Count the lines containing "legend" in the entries underneath, and state that count without anything else.

# [Record excerpts]
--- Start ---
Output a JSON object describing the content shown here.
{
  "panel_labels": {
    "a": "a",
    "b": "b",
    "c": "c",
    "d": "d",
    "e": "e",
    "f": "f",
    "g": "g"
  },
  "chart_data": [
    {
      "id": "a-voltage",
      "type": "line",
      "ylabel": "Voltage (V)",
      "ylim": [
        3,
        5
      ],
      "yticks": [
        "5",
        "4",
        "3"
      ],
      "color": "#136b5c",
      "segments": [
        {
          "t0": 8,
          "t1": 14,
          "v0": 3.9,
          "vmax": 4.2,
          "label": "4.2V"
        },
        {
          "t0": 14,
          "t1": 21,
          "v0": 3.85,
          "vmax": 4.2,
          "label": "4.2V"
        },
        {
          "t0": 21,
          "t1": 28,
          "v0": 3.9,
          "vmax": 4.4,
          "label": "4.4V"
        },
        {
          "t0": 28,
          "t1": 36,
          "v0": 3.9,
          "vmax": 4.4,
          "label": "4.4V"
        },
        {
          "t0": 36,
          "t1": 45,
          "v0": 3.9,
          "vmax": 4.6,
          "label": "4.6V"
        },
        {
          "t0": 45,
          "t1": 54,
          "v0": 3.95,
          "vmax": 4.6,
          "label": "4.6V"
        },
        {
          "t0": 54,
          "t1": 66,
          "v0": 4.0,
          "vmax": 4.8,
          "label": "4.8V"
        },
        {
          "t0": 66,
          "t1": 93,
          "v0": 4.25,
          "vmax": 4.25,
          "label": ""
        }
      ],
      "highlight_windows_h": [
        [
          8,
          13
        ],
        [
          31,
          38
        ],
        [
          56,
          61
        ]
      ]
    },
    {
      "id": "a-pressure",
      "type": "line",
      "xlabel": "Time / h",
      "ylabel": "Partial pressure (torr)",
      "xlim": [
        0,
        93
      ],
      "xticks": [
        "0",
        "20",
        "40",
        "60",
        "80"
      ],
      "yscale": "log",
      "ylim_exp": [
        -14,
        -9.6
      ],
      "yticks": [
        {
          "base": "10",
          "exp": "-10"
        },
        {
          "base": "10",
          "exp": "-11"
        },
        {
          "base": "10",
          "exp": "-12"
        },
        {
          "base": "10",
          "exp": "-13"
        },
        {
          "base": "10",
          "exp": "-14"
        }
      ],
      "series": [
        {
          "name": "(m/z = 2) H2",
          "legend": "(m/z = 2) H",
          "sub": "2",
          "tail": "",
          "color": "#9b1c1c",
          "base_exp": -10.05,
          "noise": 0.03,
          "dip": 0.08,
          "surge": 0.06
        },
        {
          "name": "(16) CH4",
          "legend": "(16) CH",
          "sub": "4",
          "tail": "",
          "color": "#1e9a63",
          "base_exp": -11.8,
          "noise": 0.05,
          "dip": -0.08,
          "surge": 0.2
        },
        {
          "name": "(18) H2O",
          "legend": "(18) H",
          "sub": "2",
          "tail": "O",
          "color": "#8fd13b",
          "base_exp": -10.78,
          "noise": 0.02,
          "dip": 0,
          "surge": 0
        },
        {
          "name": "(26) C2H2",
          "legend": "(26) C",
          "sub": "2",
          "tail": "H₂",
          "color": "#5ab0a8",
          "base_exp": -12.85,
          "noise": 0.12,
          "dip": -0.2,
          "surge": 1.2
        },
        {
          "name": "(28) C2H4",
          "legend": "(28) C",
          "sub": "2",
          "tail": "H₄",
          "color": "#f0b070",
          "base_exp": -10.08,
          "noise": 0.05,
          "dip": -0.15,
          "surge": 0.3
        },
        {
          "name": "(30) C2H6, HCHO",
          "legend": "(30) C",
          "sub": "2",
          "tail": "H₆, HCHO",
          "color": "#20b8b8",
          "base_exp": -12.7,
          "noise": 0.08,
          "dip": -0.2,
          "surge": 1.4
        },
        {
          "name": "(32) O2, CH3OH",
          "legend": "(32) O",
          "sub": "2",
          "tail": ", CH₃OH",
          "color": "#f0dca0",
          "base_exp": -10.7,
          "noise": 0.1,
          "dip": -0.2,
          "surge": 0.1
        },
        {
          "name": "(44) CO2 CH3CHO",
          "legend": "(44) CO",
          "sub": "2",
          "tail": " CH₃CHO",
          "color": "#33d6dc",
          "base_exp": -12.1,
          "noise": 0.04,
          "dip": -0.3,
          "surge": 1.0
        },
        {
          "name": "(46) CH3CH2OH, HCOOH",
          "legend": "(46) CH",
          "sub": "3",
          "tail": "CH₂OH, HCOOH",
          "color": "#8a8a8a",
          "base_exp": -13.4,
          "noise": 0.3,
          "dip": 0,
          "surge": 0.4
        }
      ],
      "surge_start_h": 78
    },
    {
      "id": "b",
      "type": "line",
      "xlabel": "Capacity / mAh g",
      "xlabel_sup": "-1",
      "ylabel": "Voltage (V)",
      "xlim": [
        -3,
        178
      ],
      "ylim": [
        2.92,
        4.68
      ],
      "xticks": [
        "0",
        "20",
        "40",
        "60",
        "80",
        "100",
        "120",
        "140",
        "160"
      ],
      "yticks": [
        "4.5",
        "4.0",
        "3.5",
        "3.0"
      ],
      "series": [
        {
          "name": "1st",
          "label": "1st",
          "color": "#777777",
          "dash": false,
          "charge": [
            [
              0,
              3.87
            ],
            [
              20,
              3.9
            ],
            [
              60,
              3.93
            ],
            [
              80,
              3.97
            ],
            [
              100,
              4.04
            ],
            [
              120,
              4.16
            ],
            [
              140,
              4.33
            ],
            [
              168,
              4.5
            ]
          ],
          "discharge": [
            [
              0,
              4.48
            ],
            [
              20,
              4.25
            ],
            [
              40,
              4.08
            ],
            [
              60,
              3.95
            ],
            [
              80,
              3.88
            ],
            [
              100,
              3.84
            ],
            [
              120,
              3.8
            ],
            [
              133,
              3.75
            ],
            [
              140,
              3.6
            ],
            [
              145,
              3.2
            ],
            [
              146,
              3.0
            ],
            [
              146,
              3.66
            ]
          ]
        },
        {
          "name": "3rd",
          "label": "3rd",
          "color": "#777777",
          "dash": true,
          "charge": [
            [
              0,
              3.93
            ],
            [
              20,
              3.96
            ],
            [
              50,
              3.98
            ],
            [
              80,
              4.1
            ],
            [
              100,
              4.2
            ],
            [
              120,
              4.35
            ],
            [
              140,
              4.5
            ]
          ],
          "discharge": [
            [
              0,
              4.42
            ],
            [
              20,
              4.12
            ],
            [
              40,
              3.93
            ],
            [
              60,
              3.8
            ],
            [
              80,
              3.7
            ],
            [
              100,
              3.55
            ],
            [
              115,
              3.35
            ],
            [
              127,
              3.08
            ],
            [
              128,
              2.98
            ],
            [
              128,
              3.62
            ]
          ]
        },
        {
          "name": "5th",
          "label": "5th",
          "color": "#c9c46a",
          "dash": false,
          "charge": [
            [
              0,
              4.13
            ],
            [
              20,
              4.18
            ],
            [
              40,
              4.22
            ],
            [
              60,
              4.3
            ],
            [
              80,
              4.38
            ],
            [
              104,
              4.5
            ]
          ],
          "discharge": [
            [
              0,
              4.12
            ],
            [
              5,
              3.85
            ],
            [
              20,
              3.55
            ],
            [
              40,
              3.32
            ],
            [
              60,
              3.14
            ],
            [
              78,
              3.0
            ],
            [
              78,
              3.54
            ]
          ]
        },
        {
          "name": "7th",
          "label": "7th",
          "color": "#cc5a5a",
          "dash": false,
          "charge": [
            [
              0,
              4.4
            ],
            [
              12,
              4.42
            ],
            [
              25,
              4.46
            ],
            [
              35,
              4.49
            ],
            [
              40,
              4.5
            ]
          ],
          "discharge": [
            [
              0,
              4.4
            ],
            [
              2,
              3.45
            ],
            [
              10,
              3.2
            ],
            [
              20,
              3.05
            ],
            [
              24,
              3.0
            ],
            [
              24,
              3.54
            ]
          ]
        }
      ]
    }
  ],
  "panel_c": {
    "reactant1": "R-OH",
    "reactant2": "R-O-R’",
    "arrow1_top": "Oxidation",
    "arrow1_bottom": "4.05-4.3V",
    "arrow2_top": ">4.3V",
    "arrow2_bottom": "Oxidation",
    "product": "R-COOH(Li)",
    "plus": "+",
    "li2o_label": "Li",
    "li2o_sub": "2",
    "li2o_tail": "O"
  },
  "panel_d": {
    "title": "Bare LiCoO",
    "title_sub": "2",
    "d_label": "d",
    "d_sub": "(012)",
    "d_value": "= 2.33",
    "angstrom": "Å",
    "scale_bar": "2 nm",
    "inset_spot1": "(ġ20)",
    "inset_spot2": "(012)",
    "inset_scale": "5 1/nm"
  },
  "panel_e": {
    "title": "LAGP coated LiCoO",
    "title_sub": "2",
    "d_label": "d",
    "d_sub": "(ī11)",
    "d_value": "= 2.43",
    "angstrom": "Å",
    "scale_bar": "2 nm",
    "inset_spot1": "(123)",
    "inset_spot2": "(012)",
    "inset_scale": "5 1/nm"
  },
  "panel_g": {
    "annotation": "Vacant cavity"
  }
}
--- End ---
# [Correct response]
9